#### WHAT IS EXPECTED:
Pull out every line containing the string "content".

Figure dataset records
* BEGIN *

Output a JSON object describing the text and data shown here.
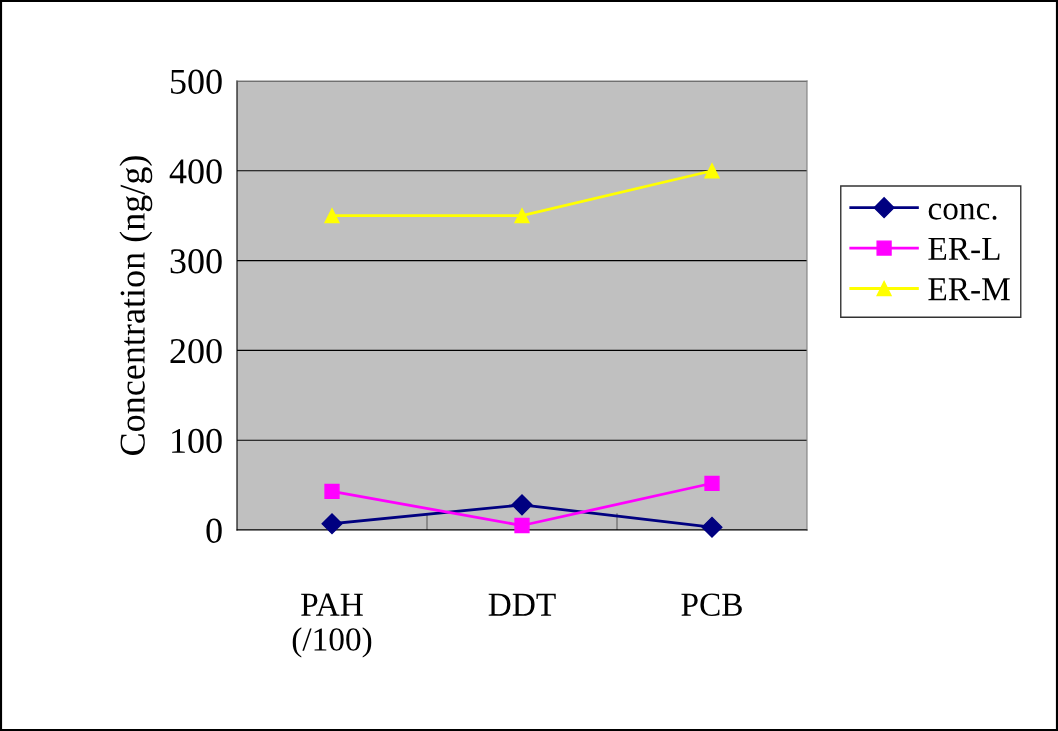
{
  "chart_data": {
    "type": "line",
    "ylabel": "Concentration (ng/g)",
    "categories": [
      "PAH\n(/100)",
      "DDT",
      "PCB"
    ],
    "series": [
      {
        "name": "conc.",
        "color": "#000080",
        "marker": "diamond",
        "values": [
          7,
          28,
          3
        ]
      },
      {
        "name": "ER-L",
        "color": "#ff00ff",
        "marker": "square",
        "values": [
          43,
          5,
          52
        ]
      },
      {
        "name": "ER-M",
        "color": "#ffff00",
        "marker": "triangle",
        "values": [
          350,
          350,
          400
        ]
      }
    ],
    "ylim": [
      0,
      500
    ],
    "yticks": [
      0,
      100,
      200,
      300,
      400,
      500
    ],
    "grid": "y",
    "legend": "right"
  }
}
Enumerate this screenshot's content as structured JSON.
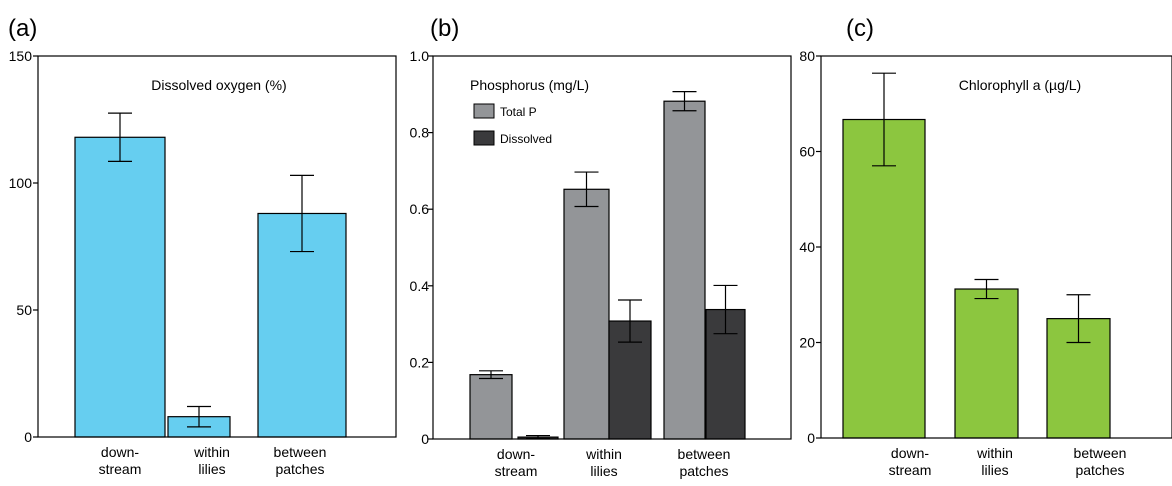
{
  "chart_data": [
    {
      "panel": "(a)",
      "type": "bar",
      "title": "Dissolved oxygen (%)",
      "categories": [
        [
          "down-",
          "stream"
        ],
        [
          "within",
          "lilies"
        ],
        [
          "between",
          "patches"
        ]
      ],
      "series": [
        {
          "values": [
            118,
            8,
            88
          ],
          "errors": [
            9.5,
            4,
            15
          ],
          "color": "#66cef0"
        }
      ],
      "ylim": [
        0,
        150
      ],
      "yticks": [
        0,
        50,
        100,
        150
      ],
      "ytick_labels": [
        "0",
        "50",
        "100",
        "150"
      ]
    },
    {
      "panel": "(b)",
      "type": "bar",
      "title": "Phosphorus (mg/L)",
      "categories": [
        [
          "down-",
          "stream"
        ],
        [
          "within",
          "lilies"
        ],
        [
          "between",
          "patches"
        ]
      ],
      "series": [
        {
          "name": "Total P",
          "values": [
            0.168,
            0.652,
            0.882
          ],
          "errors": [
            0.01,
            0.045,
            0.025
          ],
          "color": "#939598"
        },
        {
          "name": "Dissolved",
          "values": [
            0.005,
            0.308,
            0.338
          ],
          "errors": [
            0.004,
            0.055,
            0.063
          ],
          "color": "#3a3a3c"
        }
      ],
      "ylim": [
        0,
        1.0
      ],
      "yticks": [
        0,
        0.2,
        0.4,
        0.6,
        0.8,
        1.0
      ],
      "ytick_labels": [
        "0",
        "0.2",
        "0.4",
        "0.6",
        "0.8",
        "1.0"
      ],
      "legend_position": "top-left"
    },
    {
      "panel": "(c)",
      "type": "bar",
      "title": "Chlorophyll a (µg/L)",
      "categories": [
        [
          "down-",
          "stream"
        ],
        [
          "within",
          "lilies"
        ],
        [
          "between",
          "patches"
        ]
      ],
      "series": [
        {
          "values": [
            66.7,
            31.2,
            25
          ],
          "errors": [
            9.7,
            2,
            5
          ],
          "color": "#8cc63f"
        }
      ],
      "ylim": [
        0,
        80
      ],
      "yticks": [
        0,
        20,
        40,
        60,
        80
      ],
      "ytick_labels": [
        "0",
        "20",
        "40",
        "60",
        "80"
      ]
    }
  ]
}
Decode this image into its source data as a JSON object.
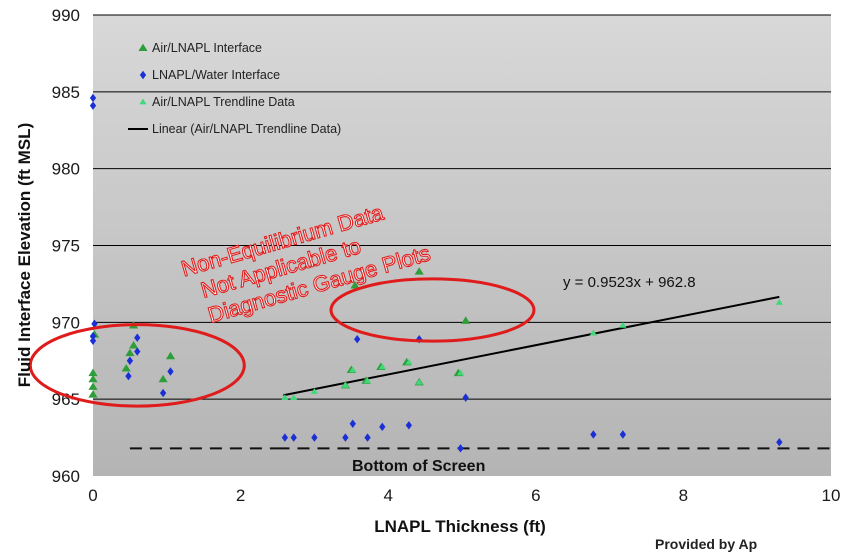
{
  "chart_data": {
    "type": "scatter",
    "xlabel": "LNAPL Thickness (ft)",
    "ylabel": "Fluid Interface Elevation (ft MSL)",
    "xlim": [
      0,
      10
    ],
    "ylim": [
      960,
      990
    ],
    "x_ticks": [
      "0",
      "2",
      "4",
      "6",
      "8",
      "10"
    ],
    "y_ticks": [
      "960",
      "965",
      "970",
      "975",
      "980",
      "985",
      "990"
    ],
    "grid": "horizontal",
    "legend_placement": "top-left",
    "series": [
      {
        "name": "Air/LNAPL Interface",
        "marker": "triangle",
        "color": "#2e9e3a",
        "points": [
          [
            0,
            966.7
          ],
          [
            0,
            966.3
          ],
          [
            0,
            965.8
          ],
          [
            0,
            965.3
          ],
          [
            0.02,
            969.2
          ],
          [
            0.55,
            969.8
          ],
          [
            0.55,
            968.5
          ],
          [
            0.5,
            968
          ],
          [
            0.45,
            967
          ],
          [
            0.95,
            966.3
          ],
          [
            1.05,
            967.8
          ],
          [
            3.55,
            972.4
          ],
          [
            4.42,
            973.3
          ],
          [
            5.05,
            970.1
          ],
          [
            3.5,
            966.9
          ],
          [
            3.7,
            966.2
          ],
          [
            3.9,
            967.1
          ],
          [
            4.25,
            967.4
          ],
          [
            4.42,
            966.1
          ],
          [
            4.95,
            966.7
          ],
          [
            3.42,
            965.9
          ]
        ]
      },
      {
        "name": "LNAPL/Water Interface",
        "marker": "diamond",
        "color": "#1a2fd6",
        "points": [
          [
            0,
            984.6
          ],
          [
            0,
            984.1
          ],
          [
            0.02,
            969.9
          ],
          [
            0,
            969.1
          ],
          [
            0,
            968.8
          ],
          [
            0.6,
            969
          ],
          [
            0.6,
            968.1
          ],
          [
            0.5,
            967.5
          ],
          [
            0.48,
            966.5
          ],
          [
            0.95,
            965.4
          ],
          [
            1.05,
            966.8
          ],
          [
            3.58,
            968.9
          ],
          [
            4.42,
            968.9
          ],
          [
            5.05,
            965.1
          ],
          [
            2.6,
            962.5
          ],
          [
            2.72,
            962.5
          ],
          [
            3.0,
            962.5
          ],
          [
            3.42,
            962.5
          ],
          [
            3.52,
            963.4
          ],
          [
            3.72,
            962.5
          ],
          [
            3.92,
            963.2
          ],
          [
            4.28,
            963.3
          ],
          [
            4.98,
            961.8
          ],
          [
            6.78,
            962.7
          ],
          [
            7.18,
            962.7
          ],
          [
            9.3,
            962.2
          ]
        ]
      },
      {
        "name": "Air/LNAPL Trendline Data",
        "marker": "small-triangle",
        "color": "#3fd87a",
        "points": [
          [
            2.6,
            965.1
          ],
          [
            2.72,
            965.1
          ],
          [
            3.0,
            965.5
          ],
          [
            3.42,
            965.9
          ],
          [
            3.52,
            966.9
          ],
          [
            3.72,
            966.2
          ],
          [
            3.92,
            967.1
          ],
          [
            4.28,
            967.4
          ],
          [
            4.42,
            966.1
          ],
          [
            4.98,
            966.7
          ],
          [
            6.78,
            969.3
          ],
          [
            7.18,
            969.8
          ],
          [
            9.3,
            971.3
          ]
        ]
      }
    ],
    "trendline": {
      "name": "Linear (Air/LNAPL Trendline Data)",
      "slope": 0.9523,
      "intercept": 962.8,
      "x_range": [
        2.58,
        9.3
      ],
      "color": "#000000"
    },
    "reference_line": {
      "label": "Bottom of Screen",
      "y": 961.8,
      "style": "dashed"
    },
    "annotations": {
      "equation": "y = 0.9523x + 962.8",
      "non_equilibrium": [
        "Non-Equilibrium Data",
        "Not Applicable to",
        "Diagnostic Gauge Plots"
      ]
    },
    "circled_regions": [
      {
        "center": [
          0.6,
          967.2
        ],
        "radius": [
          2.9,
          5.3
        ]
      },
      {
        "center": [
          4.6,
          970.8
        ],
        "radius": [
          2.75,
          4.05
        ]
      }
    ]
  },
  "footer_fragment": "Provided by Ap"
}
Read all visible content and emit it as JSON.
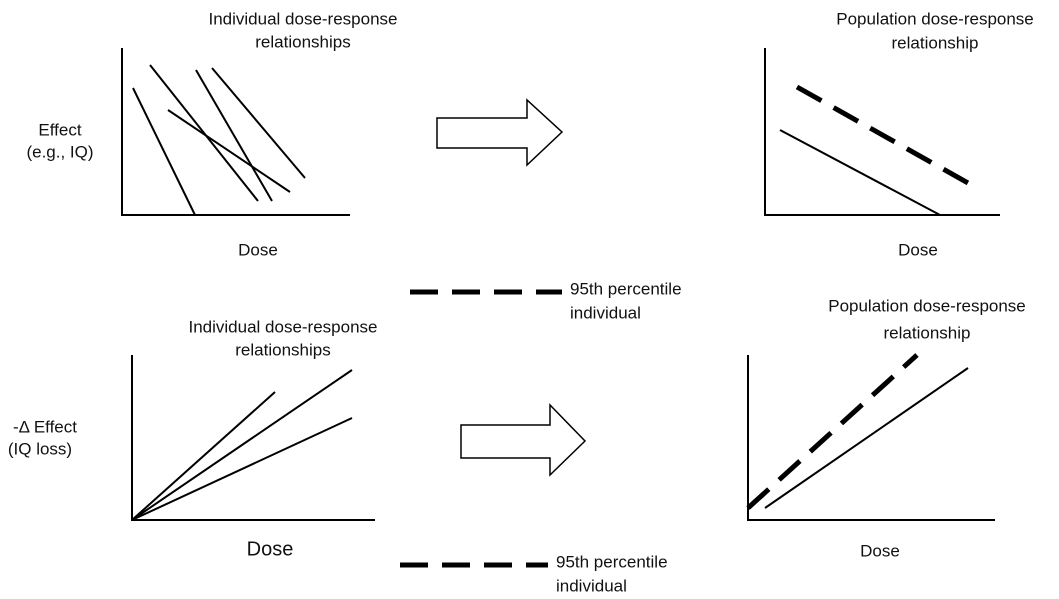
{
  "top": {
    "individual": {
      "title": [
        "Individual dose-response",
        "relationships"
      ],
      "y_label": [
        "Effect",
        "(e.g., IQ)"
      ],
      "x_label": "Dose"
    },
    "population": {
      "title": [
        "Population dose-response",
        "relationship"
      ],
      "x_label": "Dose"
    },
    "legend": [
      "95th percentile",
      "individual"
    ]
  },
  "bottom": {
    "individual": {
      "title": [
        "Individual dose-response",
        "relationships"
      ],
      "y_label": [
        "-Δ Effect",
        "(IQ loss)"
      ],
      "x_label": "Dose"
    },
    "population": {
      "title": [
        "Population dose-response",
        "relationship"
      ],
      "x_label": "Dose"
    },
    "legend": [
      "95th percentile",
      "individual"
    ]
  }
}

* END *

#### RESPONSE FOR THIS EXERCISE:
Enumerate this screenshot's content as structured JSON.
Read all visible content and emit it as JSON.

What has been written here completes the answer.